Pictures stay out of the copy; set down each line of the listing below exactly.

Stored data
◇ ◇ ◇ ◇ ◇ ◇ ◇

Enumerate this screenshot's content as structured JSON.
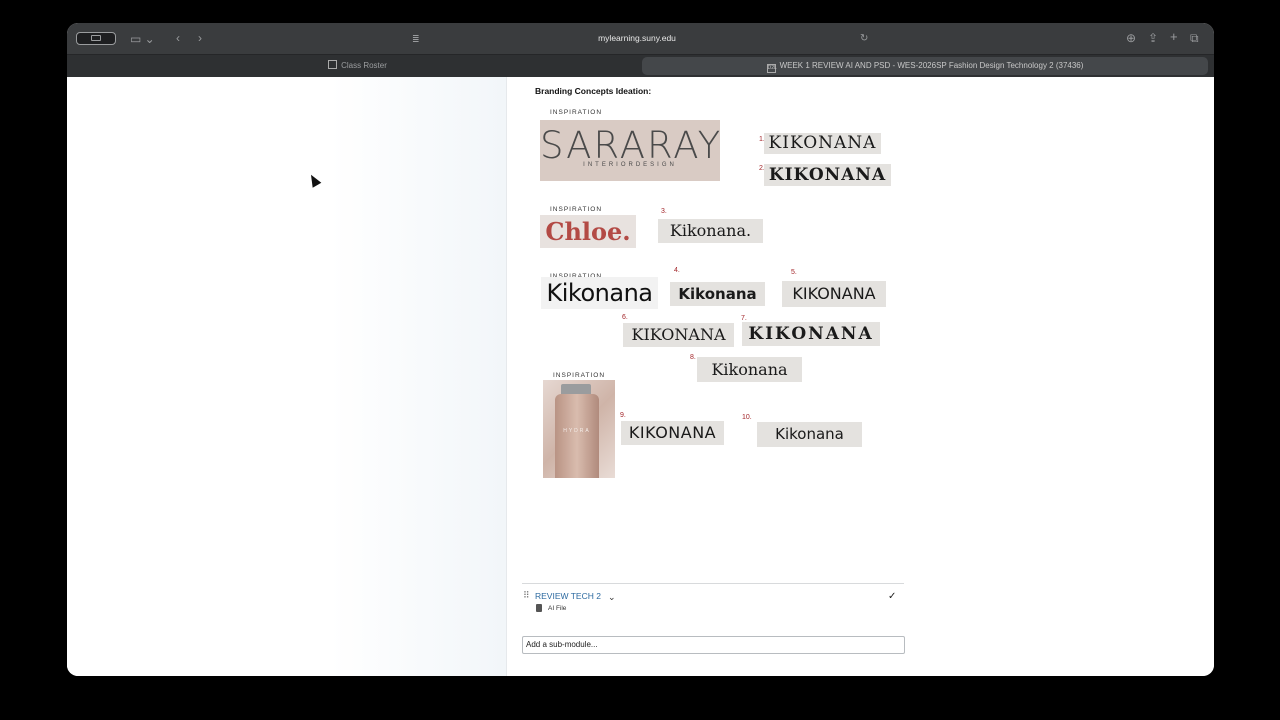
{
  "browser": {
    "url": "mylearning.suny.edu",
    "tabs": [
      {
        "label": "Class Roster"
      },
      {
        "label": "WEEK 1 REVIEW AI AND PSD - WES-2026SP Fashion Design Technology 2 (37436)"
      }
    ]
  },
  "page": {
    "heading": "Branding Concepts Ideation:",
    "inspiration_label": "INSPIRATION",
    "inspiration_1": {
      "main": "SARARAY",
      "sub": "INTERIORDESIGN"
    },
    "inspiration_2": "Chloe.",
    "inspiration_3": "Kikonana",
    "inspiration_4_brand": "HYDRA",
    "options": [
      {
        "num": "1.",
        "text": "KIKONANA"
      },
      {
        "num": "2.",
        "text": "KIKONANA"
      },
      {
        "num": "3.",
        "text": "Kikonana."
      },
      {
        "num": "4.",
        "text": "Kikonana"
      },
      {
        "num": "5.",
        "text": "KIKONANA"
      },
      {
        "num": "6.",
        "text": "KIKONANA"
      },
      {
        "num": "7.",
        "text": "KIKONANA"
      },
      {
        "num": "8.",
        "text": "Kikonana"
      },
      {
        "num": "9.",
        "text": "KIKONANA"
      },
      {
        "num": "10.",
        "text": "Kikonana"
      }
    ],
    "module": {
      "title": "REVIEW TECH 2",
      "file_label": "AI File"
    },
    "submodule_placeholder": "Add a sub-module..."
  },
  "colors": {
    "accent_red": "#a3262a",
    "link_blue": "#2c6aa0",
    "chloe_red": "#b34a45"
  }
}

◇ ◇ ◇ ◇ ◇ ◇ ◇

_REPLY:_
Enumerate this screenshot's content as structured JSON.
{
  "browser": {
    "url": "mylearning.suny.edu",
    "tabs": [
      {
        "label": "Class Roster"
      },
      {
        "label": "WEEK 1 REVIEW AI AND PSD - WES-2026SP Fashion Design Technology 2 (37436)"
      }
    ]
  },
  "page": {
    "heading": "Branding Concepts Ideation:",
    "inspiration_label": "INSPIRATION",
    "inspiration_1": {
      "main": "SARARAY",
      "sub": "INTERIORDESIGN"
    },
    "inspiration_2": "Chloe.",
    "inspiration_3": "Kikonana",
    "inspiration_4_brand": "HYDRA",
    "options": [
      {
        "num": "1.",
        "text": "KIKONANA"
      },
      {
        "num": "2.",
        "text": "KIKONANA"
      },
      {
        "num": "3.",
        "text": "Kikonana."
      },
      {
        "num": "4.",
        "text": "Kikonana"
      },
      {
        "num": "5.",
        "text": "KIKONANA"
      },
      {
        "num": "6.",
        "text": "KIKONANA"
      },
      {
        "num": "7.",
        "text": "KIKONANA"
      },
      {
        "num": "8.",
        "text": "Kikonana"
      },
      {
        "num": "9.",
        "text": "KIKONANA"
      },
      {
        "num": "10.",
        "text": "Kikonana"
      }
    ],
    "module": {
      "title": "REVIEW TECH 2",
      "file_label": "AI File"
    },
    "submodule_placeholder": "Add a sub-module..."
  },
  "colors": {
    "accent_red": "#a3262a",
    "link_blue": "#2c6aa0",
    "chloe_red": "#b34a45"
  }
}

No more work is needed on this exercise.